[Rows from a figure dataset]
-- -- --
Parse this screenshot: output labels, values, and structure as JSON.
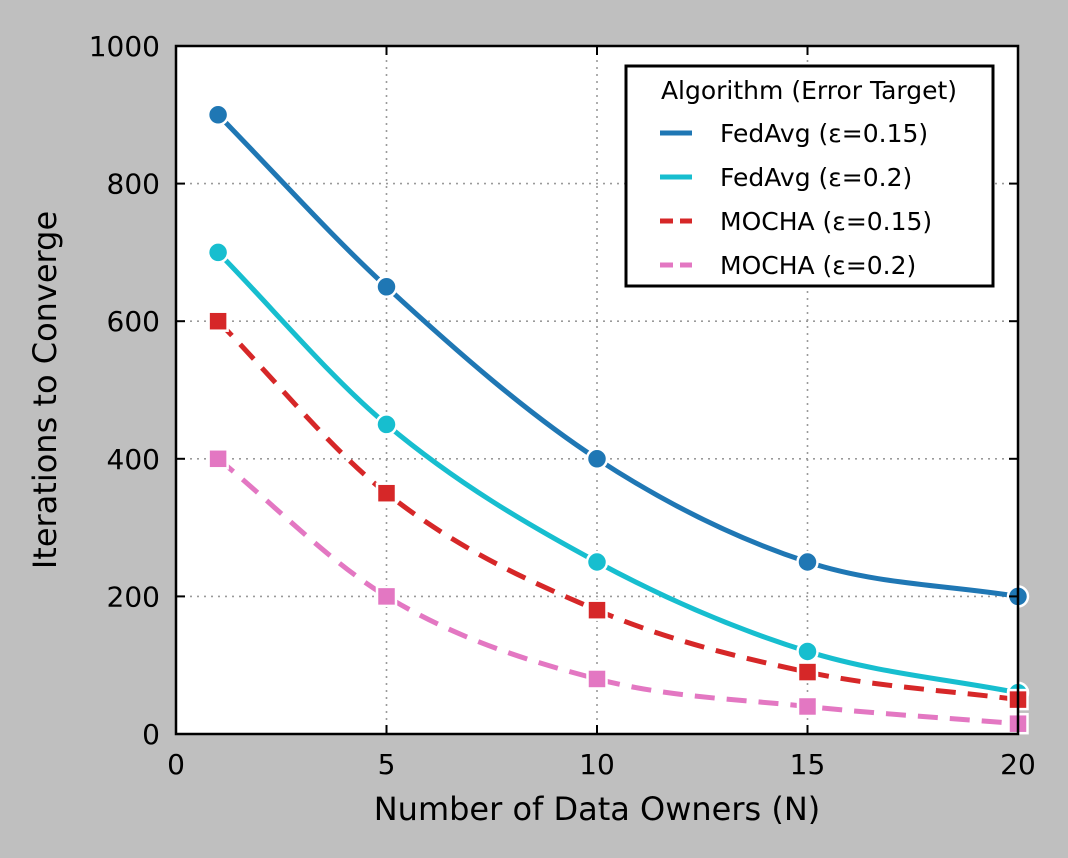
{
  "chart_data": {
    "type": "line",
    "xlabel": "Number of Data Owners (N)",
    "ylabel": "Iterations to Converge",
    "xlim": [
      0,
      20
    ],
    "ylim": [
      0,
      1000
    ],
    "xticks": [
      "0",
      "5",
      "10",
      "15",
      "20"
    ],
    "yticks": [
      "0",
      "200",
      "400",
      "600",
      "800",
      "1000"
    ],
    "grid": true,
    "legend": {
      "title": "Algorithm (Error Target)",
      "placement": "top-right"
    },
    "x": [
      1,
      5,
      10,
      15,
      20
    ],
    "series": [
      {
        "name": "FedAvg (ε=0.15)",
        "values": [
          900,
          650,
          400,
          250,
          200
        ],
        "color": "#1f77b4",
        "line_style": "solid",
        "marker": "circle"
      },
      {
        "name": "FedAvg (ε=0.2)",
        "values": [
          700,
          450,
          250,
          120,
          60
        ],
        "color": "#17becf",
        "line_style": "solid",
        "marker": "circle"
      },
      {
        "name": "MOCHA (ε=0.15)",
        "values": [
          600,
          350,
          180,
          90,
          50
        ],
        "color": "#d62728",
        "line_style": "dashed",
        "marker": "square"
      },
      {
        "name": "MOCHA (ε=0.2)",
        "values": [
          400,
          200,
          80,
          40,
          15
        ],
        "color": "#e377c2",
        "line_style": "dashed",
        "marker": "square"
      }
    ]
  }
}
-- -- --
What you have to do
Leave out the pictures and retype every line above exactly.

The completed task
Parse this screenshot: output labels, values, and structure as JSON.
{
  "chart_data": {
    "type": "line",
    "xlabel": "Number of Data Owners (N)",
    "ylabel": "Iterations to Converge",
    "xlim": [
      0,
      20
    ],
    "ylim": [
      0,
      1000
    ],
    "xticks": [
      "0",
      "5",
      "10",
      "15",
      "20"
    ],
    "yticks": [
      "0",
      "200",
      "400",
      "600",
      "800",
      "1000"
    ],
    "grid": true,
    "legend": {
      "title": "Algorithm (Error Target)",
      "placement": "top-right"
    },
    "x": [
      1,
      5,
      10,
      15,
      20
    ],
    "series": [
      {
        "name": "FedAvg (ε=0.15)",
        "values": [
          900,
          650,
          400,
          250,
          200
        ],
        "color": "#1f77b4",
        "line_style": "solid",
        "marker": "circle"
      },
      {
        "name": "FedAvg (ε=0.2)",
        "values": [
          700,
          450,
          250,
          120,
          60
        ],
        "color": "#17becf",
        "line_style": "solid",
        "marker": "circle"
      },
      {
        "name": "MOCHA (ε=0.15)",
        "values": [
          600,
          350,
          180,
          90,
          50
        ],
        "color": "#d62728",
        "line_style": "dashed",
        "marker": "square"
      },
      {
        "name": "MOCHA (ε=0.2)",
        "values": [
          400,
          200,
          80,
          40,
          15
        ],
        "color": "#e377c2",
        "line_style": "dashed",
        "marker": "square"
      }
    ]
  }
}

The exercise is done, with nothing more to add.